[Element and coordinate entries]
-*-
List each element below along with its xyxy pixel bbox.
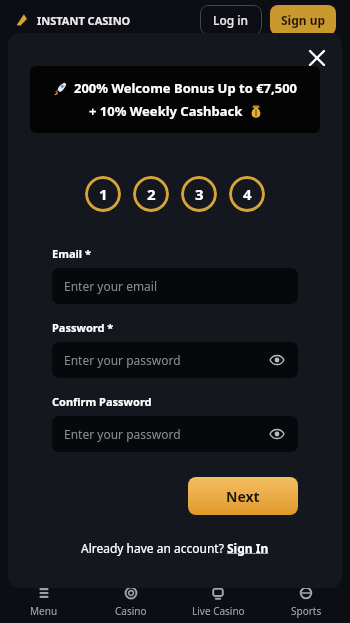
staticText: Enter your password [64, 426, 181, 442]
staticText: 2 [147, 184, 156, 204]
button[interactable]: Live Casino [174, 585, 262, 618]
button[interactable]: Sports [262, 585, 350, 618]
button[interactable]: Log in [200, 5, 262, 35]
staticText: Log in [213, 12, 249, 28]
staticText: 1 [99, 184, 108, 204]
staticText: Casino [115, 604, 147, 618]
staticText: Next [226, 487, 260, 506]
staticText: 200% Welcome Bonus Up to €7,500 [74, 79, 298, 97]
staticText: Sports [291, 604, 322, 618]
staticText: Already have an account? Sign In [81, 540, 269, 556]
button[interactable]: Sign up [270, 5, 336, 35]
staticText: Sign up [281, 12, 326, 28]
staticText: INSTANT CASINO [37, 13, 131, 28]
button[interactable]: Show password [266, 423, 288, 445]
staticText: Live Casino [192, 604, 245, 618]
staticText: 4 [243, 184, 252, 204]
staticText: Menu [30, 604, 58, 618]
button[interactable]: Show password [266, 349, 288, 371]
staticText: 3 [195, 184, 204, 204]
staticText: Email * [52, 246, 91, 261]
staticText: Enter your password [64, 352, 181, 368]
staticText: Password * [52, 320, 114, 335]
button[interactable]: Menu [0, 585, 87, 618]
staticText: Confirm Password [52, 394, 152, 409]
staticText: + 10% Weekly Cashback [89, 102, 243, 120]
button[interactable]: Casino [87, 585, 174, 618]
button[interactable]: Next [188, 477, 298, 515]
button[interactable]: Enter your password [52, 416, 298, 452]
button[interactable]: Enter your password [52, 342, 298, 378]
button[interactable]: Already have an account? Sign In [81, 540, 269, 556]
button[interactable]: Close [304, 45, 330, 71]
button[interactable]: Enter your email [52, 268, 298, 304]
staticText: Enter your email [64, 278, 158, 294]
button[interactable]: 3 [181, 176, 217, 212]
button[interactable]: 2 [133, 176, 169, 212]
button[interactable]: 1 [85, 176, 121, 212]
button[interactable]: 4 [229, 176, 265, 212]
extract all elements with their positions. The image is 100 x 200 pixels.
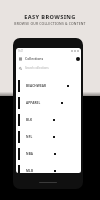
staticText: NFL (26, 135, 33, 139)
staticText: NBA (26, 152, 34, 156)
staticText: EASY BROWSING (0, 13, 100, 21)
staticText: BEACHWEAR (26, 84, 47, 88)
button[interactable]: NBA (16, 145, 81, 162)
button[interactable]: MLB (16, 162, 81, 173)
button[interactable]: Account (76, 57, 80, 61)
staticText: Collections (25, 56, 44, 61)
button[interactable]: BEACHWEAR (16, 77, 81, 94)
staticText: 9:41 (18, 49, 24, 53)
staticText: APPAREL (26, 101, 41, 105)
button[interactable]: NFL (16, 128, 81, 145)
staticText: Search collections (25, 66, 49, 70)
button[interactable]: Search collections (16, 64, 81, 72)
staticText: MLB (26, 169, 34, 173)
button[interactable]: Open navigation menu (16, 54, 25, 63)
staticText: BLK (26, 118, 33, 122)
staticText: BROWSE OUR COLLECTIONS & CONTENT (0, 21, 100, 26)
button[interactable]: APPAREL (16, 94, 81, 111)
button[interactable]: BLK (16, 111, 81, 128)
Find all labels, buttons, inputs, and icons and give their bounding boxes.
-*-
Exercise goal → Copy word for word every line from the one containing "staticText: Enter your password [64, 426, 181, 442]" through the one containing "button[interactable]: Menu [0, 585, 87, 618]", including both of those lines.

Task solution →
staticText: Enter your password [64, 426, 181, 442]
staticText: 2 [147, 184, 156, 204]
button[interactable]: Live Casino [174, 585, 262, 618]
button[interactable]: Sports [262, 585, 350, 618]
button[interactable]: Log in [200, 5, 262, 35]
staticText: Log in [213, 12, 249, 28]
staticText: 1 [99, 184, 108, 204]
staticText: Casino [115, 604, 147, 618]
staticText: Next [226, 487, 260, 506]
staticText: 200% Welcome Bonus Up to €7,500 [74, 79, 298, 97]
staticText: Sports [291, 604, 322, 618]
staticText: Already have an account? Sign In [81, 540, 269, 556]
button[interactable]: Sign up [270, 5, 336, 35]
staticText: Sign up [281, 12, 326, 28]
staticText: INSTANT CASINO [37, 13, 131, 28]
button[interactable]: Show password [266, 423, 288, 445]
staticText: Live Casino [192, 604, 245, 618]
staticText: 4 [243, 184, 252, 204]
staticText: Menu [30, 604, 58, 618]
button[interactable]: Show password [266, 349, 288, 371]
staticText: 3 [195, 184, 204, 204]
staticText: Email * [52, 246, 91, 261]
staticText: Enter your password [64, 352, 181, 368]
staticText: Password * [52, 320, 114, 335]
button[interactable]: Menu [0, 585, 87, 618]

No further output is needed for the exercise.